Stored data:
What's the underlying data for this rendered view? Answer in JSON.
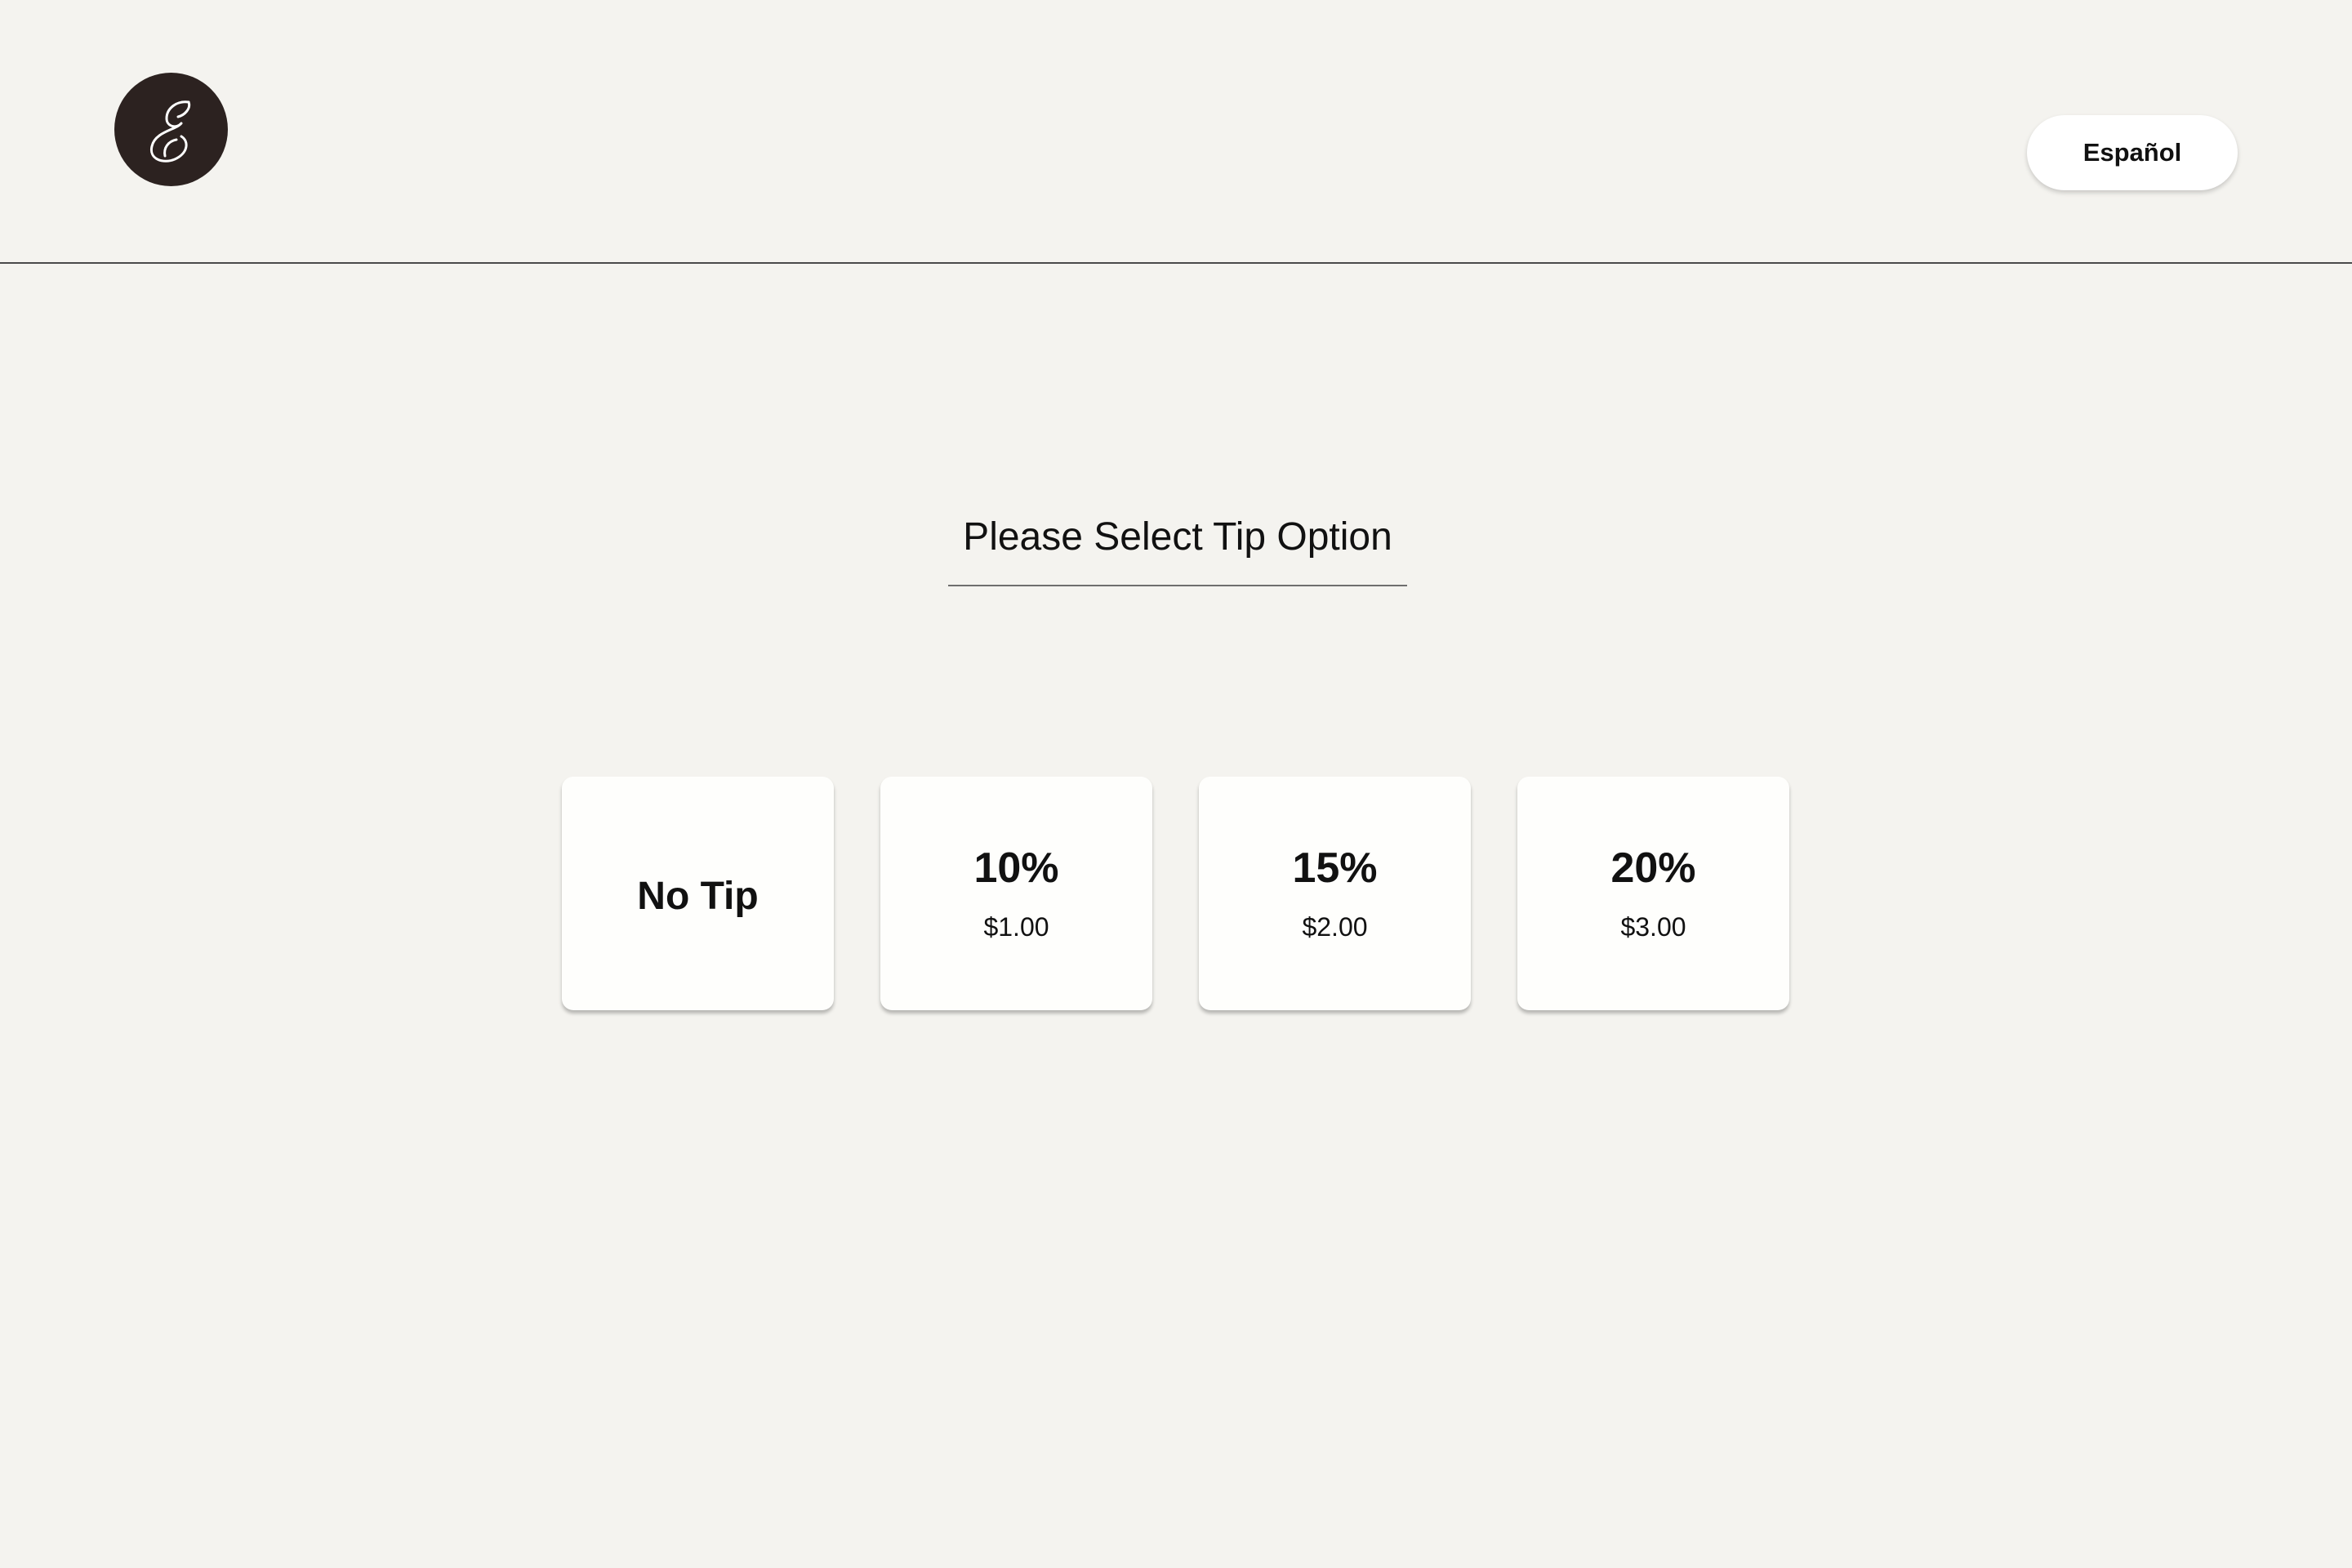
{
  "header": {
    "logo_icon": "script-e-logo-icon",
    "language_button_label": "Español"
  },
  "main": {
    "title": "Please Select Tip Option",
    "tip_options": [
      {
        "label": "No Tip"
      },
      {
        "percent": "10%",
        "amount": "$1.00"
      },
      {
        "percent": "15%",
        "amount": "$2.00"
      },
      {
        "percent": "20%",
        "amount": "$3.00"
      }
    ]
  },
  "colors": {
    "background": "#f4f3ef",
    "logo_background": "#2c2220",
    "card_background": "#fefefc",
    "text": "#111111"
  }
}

§ Exercise requirements:
Excluding the pictures, restate the records above word for word.

§ Answer:
What's the underlying data for this rendered view? Answer in JSON.
{
  "header": {
    "logo_icon": "script-e-logo-icon",
    "language_button_label": "Español"
  },
  "main": {
    "title": "Please Select Tip Option",
    "tip_options": [
      {
        "label": "No Tip"
      },
      {
        "percent": "10%",
        "amount": "$1.00"
      },
      {
        "percent": "15%",
        "amount": "$2.00"
      },
      {
        "percent": "20%",
        "amount": "$3.00"
      }
    ]
  },
  "colors": {
    "background": "#f4f3ef",
    "logo_background": "#2c2220",
    "card_background": "#fefefc",
    "text": "#111111"
  }
}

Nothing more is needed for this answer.